:: Task prompt ::
Restate the material word for word and leave out anything that is a picture.

[Stored items]
· · · · · · ·

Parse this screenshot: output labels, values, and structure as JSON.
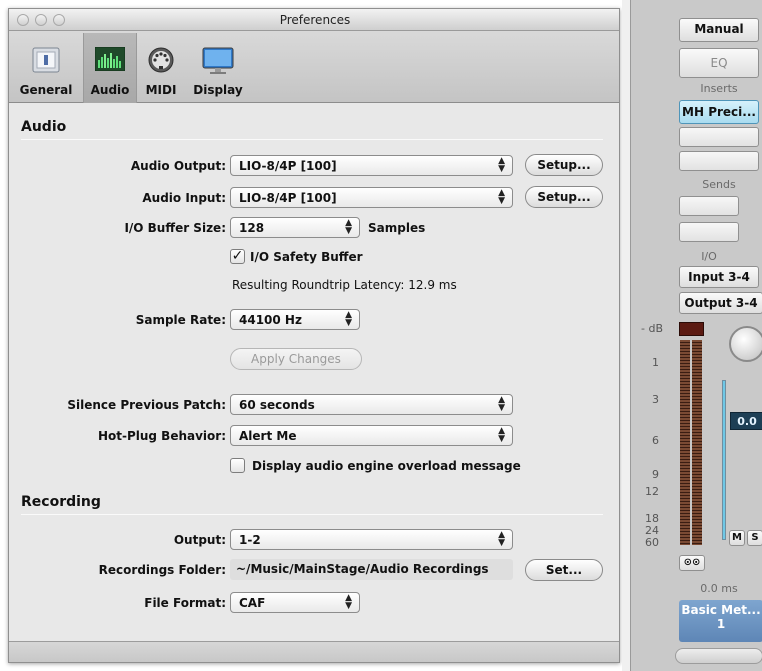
{
  "window": {
    "title": "Preferences",
    "toolbar": [
      {
        "label": "General",
        "icon": "switch-icon"
      },
      {
        "label": "Audio",
        "icon": "audio-meter-icon"
      },
      {
        "label": "MIDI",
        "icon": "midi-connector-icon"
      },
      {
        "label": "Display",
        "icon": "monitor-icon"
      }
    ],
    "active_tab": "Audio"
  },
  "audio": {
    "section_title": "Audio",
    "output_label": "Audio Output:",
    "output_value": "LIO-8/4P [100]",
    "output_setup": "Setup...",
    "input_label": "Audio Input:",
    "input_value": "LIO-8/4P [100]",
    "input_setup": "Setup...",
    "buffer_label": "I/O Buffer Size:",
    "buffer_value": "128",
    "buffer_unit": "Samples",
    "safety_buffer_label": "I/O Safety Buffer",
    "safety_buffer_checked": true,
    "latency_text": "Resulting Roundtrip Latency: 12.9 ms",
    "sample_rate_label": "Sample Rate:",
    "sample_rate_value": "44100 Hz",
    "apply_label": "Apply Changes",
    "silence_label": "Silence Previous Patch:",
    "silence_value": "60 seconds",
    "hotplug_label": "Hot-Plug Behavior:",
    "hotplug_value": "Alert Me",
    "overload_label": "Display audio engine overload message",
    "overload_checked": false
  },
  "recording": {
    "section_title": "Recording",
    "output_label": "Output:",
    "output_value": "1-2",
    "folder_label": "Recordings Folder:",
    "folder_value": "~/Music/MainStage/Audio Recordings",
    "folder_button": "Set...",
    "format_label": "File Format:",
    "format_value": "CAF"
  },
  "mixer": {
    "manual": "Manual",
    "eq": "EQ",
    "inserts_label": "Inserts",
    "insert_1": "MH Preci...",
    "sends_label": "Sends",
    "io_label": "I/O",
    "input": "Input 3-4",
    "output": "Output 3-4",
    "db_label": "- dB",
    "db_scale": [
      "1",
      "3",
      "6",
      "9",
      "12",
      "18",
      "24",
      "60"
    ],
    "fader_value": "0.0",
    "mute": "M",
    "solo": "S",
    "delay": "0.0 ms",
    "channel_name": "Basic Met...",
    "channel_number": "1"
  }
}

· · · · · · ·

:: Written solution ::
Parse this screenshot: output labels, values, and structure as JSON.
{
  "window": {
    "title": "Preferences",
    "toolbar": [
      {
        "label": "General",
        "icon": "switch-icon"
      },
      {
        "label": "Audio",
        "icon": "audio-meter-icon"
      },
      {
        "label": "MIDI",
        "icon": "midi-connector-icon"
      },
      {
        "label": "Display",
        "icon": "monitor-icon"
      }
    ],
    "active_tab": "Audio"
  },
  "audio": {
    "section_title": "Audio",
    "output_label": "Audio Output:",
    "output_value": "LIO-8/4P [100]",
    "output_setup": "Setup...",
    "input_label": "Audio Input:",
    "input_value": "LIO-8/4P [100]",
    "input_setup": "Setup...",
    "buffer_label": "I/O Buffer Size:",
    "buffer_value": "128",
    "buffer_unit": "Samples",
    "safety_buffer_label": "I/O Safety Buffer",
    "safety_buffer_checked": true,
    "latency_text": "Resulting Roundtrip Latency: 12.9 ms",
    "sample_rate_label": "Sample Rate:",
    "sample_rate_value": "44100 Hz",
    "apply_label": "Apply Changes",
    "silence_label": "Silence Previous Patch:",
    "silence_value": "60 seconds",
    "hotplug_label": "Hot-Plug Behavior:",
    "hotplug_value": "Alert Me",
    "overload_label": "Display audio engine overload message",
    "overload_checked": false
  },
  "recording": {
    "section_title": "Recording",
    "output_label": "Output:",
    "output_value": "1-2",
    "folder_label": "Recordings Folder:",
    "folder_value": "~/Music/MainStage/Audio Recordings",
    "folder_button": "Set...",
    "format_label": "File Format:",
    "format_value": "CAF"
  },
  "mixer": {
    "manual": "Manual",
    "eq": "EQ",
    "inserts_label": "Inserts",
    "insert_1": "MH Preci...",
    "sends_label": "Sends",
    "io_label": "I/O",
    "input": "Input 3-4",
    "output": "Output 3-4",
    "db_label": "- dB",
    "db_scale": [
      "1",
      "3",
      "6",
      "9",
      "12",
      "18",
      "24",
      "60"
    ],
    "fader_value": "0.0",
    "mute": "M",
    "solo": "S",
    "delay": "0.0 ms",
    "channel_name": "Basic Met...",
    "channel_number": "1"
  }
}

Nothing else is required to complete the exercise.